- _Records supplied_:
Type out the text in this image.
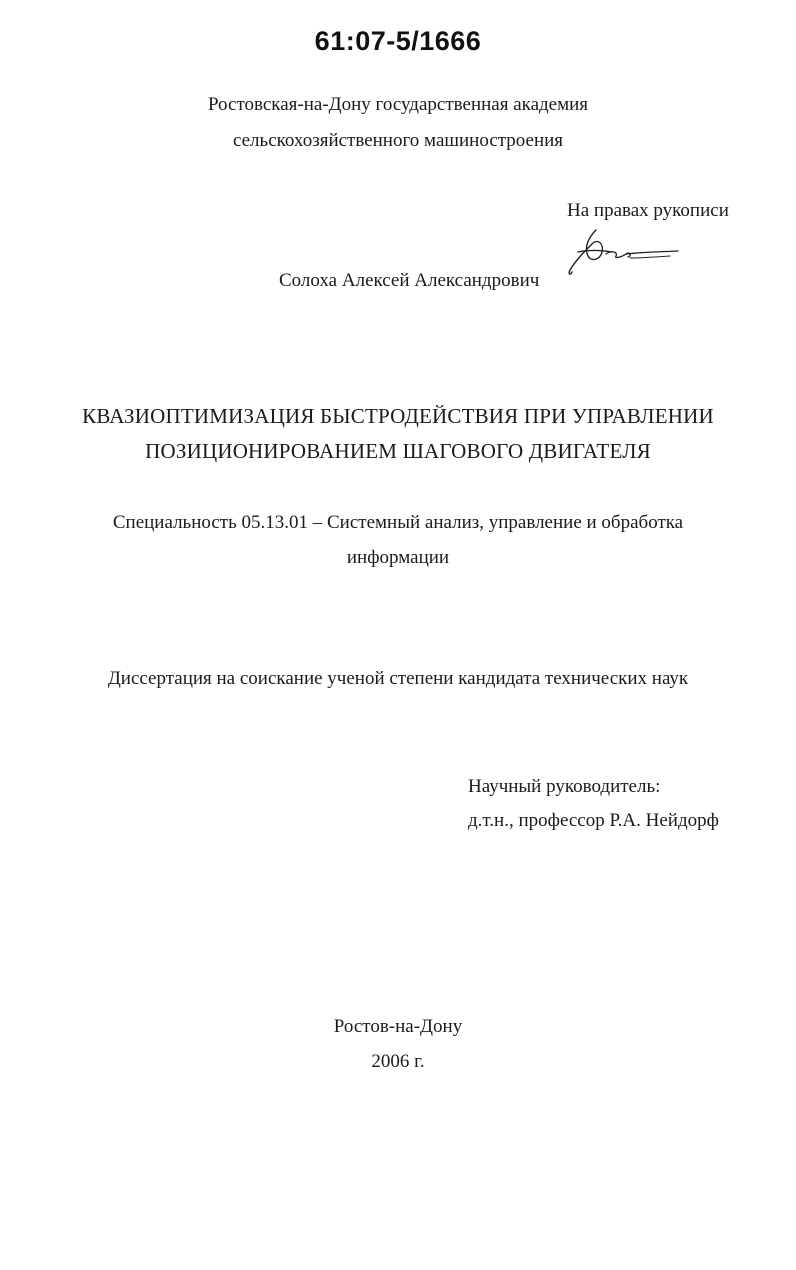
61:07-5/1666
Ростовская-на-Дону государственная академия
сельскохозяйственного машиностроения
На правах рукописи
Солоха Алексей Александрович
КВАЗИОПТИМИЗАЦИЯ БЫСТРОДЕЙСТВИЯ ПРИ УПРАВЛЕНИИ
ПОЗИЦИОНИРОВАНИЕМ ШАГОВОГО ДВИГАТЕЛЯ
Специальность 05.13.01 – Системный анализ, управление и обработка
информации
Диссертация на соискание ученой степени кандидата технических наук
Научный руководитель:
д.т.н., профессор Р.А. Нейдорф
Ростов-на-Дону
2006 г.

- _Exercise_: In the records above, locate the lines holding the word "Дону". Copy each of them.

- _Full output_:
Ростовская-на-Дону государственная академия
Ростов-на-Дону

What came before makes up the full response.